→ **Stated exercise**: Copy all lines holding the word "Enabled" from the entries.

→ **Materials provided**:
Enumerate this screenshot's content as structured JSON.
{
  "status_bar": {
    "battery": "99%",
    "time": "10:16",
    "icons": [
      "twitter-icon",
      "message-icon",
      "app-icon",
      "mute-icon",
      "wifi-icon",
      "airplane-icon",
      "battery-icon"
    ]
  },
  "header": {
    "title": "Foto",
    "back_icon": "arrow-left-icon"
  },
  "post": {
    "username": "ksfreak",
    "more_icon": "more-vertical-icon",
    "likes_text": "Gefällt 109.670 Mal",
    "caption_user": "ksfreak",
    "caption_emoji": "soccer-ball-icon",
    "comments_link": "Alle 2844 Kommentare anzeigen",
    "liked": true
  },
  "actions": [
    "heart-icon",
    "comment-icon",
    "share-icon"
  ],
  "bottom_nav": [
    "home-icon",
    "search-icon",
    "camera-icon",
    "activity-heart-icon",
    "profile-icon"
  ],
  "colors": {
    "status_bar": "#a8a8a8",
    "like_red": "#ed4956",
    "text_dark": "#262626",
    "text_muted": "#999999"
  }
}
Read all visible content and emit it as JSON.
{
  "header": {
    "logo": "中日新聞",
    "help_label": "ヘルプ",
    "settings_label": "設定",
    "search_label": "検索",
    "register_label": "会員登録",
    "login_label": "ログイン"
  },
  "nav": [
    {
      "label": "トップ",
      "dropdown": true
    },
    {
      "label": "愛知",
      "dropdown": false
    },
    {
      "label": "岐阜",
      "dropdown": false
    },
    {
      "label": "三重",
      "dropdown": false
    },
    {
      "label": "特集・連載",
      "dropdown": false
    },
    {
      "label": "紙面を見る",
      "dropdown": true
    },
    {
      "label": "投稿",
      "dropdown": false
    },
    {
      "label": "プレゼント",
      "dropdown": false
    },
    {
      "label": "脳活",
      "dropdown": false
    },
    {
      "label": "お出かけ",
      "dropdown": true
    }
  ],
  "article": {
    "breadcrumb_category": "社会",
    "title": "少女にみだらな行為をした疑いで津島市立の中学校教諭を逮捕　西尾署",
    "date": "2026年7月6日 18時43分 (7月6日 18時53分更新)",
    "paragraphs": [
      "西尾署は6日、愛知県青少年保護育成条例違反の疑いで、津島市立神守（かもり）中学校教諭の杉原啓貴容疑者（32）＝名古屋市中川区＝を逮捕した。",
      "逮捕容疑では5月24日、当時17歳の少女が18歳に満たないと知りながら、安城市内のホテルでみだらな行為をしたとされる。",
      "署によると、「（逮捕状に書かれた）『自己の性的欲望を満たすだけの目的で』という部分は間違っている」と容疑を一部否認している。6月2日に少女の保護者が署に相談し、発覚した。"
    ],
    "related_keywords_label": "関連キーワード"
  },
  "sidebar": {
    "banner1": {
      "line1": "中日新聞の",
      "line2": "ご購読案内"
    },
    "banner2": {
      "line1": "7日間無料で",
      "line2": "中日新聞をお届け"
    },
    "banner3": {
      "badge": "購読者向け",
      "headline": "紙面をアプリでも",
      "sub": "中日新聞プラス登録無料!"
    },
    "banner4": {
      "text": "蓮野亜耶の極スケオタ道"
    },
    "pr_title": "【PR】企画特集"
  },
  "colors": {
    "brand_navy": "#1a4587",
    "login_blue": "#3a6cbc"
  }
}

--

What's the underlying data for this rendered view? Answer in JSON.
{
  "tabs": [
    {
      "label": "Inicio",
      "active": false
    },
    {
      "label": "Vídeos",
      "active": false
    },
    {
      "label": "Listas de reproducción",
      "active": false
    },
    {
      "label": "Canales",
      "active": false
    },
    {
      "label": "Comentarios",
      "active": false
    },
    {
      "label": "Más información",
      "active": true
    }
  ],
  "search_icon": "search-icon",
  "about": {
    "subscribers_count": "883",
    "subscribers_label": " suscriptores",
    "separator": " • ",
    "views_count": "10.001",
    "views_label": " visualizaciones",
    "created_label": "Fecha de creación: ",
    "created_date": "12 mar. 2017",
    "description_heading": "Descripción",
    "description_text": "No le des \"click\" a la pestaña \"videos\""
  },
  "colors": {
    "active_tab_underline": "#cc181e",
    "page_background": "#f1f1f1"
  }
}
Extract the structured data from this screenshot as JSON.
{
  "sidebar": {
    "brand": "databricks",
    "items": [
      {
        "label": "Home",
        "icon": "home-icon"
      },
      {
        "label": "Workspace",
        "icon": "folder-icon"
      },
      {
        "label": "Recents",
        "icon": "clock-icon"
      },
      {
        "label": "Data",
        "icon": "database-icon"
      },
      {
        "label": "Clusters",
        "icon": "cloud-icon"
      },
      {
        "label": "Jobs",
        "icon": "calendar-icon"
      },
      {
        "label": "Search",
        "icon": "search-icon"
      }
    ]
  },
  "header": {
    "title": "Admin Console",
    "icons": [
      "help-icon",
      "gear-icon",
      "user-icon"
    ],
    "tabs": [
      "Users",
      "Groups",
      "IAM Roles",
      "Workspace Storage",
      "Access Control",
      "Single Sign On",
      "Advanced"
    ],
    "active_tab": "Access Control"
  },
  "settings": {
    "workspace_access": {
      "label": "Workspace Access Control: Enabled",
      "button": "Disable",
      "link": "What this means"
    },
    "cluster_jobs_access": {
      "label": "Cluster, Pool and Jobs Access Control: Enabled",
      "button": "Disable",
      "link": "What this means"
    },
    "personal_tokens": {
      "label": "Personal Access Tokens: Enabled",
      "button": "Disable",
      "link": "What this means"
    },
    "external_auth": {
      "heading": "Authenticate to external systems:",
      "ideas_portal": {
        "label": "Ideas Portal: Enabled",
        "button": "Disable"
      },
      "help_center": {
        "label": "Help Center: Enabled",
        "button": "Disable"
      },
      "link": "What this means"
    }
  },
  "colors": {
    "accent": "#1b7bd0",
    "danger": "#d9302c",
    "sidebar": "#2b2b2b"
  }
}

→ **Result of the exercise**:
      "label": "Workspace Access Control: Enabled",
      "label": "Cluster, Pool and Jobs Access Control: Enabled",
      "label": "Personal Access Tokens: Enabled",
        "label": "Ideas Portal: Enabled",
        "label": "Help Center: Enabled",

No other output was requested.